-------- RECORDED INFORMATION
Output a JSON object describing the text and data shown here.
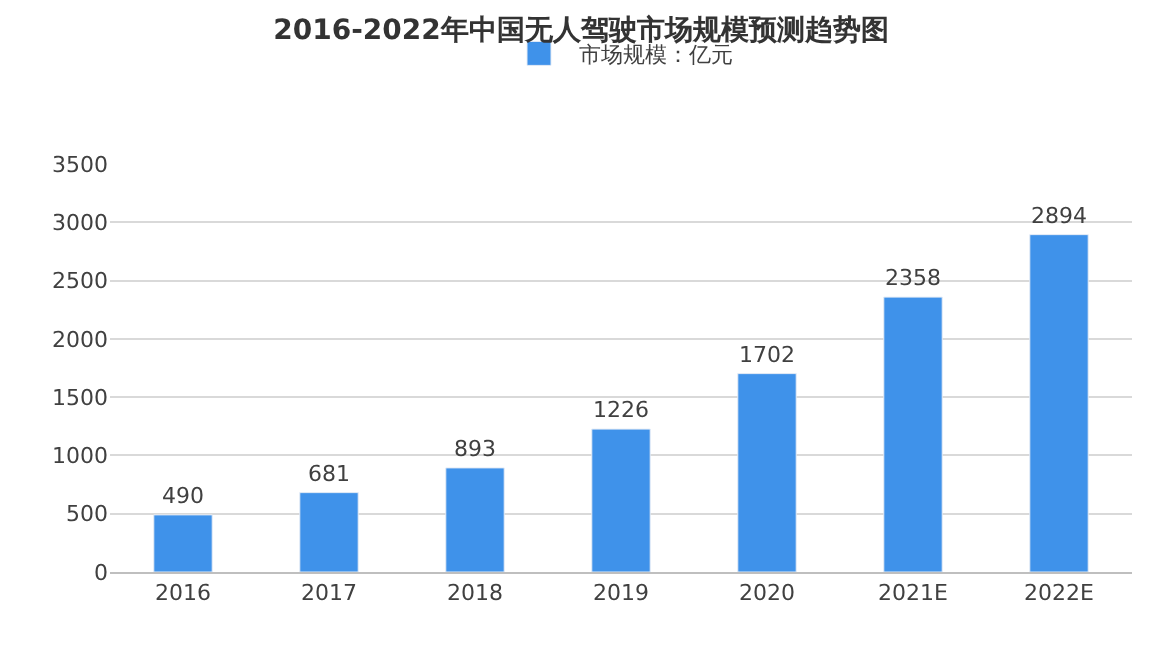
{
  "chart_data": {
    "type": "bar",
    "title": "2016-2022年中国无人驾驶市场规模预测趋势图",
    "categories": [
      "2016",
      "2017",
      "2018",
      "2019",
      "2020",
      "2021E",
      "2022E"
    ],
    "series": [
      {
        "name": "市场规模：亿元",
        "color": "#3f92ea",
        "values": [
          490,
          681,
          893,
          1226,
          1702,
          2358,
          2894
        ]
      }
    ],
    "ylim": [
      0,
      3500
    ],
    "yticks": [
      0,
      500,
      1000,
      1500,
      2000,
      2500,
      3000,
      3500
    ],
    "grid": "y",
    "legend": "top",
    "data_labels": true
  }
}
----------------
→ THE TASK
Set the entries down again exactly. Do not include the images.

→ RESULT OF THIS EXERCISE
Output a JSON object describing the text and data shown here.
{
  "chart_data": {
    "type": "bar",
    "title": "2016-2022年中国无人驾驶市场规模预测趋势图",
    "categories": [
      "2016",
      "2017",
      "2018",
      "2019",
      "2020",
      "2021E",
      "2022E"
    ],
    "series": [
      {
        "name": "市场规模：亿元",
        "color": "#3f92ea",
        "values": [
          490,
          681,
          893,
          1226,
          1702,
          2358,
          2894
        ]
      }
    ],
    "ylim": [
      0,
      3500
    ],
    "yticks": [
      0,
      500,
      1000,
      1500,
      2000,
      2500,
      3000,
      3500
    ],
    "grid": "y",
    "legend": "top",
    "data_labels": true
  }
}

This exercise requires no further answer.